• _TO DO_
Print the passage of the committee hearing transcript that begins at the words containing "Andrew Cash NDP" and stops after "and culture sector?", keeping it word for word.

• _SOURCE EXTRACT_

+ + + + + + +

We fully agree that if you're going to protect TPMs, then the protection should be tied to infringement of copyright. The whole point of the Copyright Act is that if somebody circumvents the TPM, there are other remedies under the contract--for example, the end-user licence agreement. So under the Copyright Act, the circumvention should be tied to infringement.

4:40 p.m.

NDP

Andrew Cash NDP Davenport, ON

Thank you.

Now over to Mr. Johnston for a minute. On this side of the committee, we are committed to supporting small businesses. Musicians and artists are the ultimate small-business persons. I want you to comment on the impact of the loss of the broadcast mechanical tariff. What impact does this have on small businesses in the arts and culture sector?

4:40 p.m.

+ + + + + + +

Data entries
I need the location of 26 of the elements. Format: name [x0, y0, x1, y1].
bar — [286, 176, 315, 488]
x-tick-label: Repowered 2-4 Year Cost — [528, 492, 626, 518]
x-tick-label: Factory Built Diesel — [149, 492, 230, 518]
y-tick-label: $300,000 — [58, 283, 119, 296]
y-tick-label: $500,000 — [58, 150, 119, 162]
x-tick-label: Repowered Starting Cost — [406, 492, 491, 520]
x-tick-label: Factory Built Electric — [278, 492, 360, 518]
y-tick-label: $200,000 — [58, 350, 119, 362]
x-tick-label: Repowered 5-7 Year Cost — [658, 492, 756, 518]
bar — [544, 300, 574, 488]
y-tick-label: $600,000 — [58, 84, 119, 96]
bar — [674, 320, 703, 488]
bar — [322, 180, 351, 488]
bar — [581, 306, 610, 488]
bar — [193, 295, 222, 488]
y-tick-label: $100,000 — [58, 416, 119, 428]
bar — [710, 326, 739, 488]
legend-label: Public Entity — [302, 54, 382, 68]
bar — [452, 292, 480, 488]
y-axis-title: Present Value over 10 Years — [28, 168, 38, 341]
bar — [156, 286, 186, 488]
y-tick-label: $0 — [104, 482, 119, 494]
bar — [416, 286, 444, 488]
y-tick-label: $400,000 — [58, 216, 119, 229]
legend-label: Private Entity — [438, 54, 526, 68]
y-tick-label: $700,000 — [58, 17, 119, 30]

+ + + + + + +

• _ANSWER IN FULL_
Andrew Cash NDP Davenport, ON

Thank you.

Now over to Mr. Johnston for a minute. On this side of the committee, we are committed to supporting small businesses. Musicians and artists are the ultimate small-business persons. I want you to comment on the impact of the loss of the broadcast mechanical tariff. What impact does this have on small businesses in the arts and culture sector?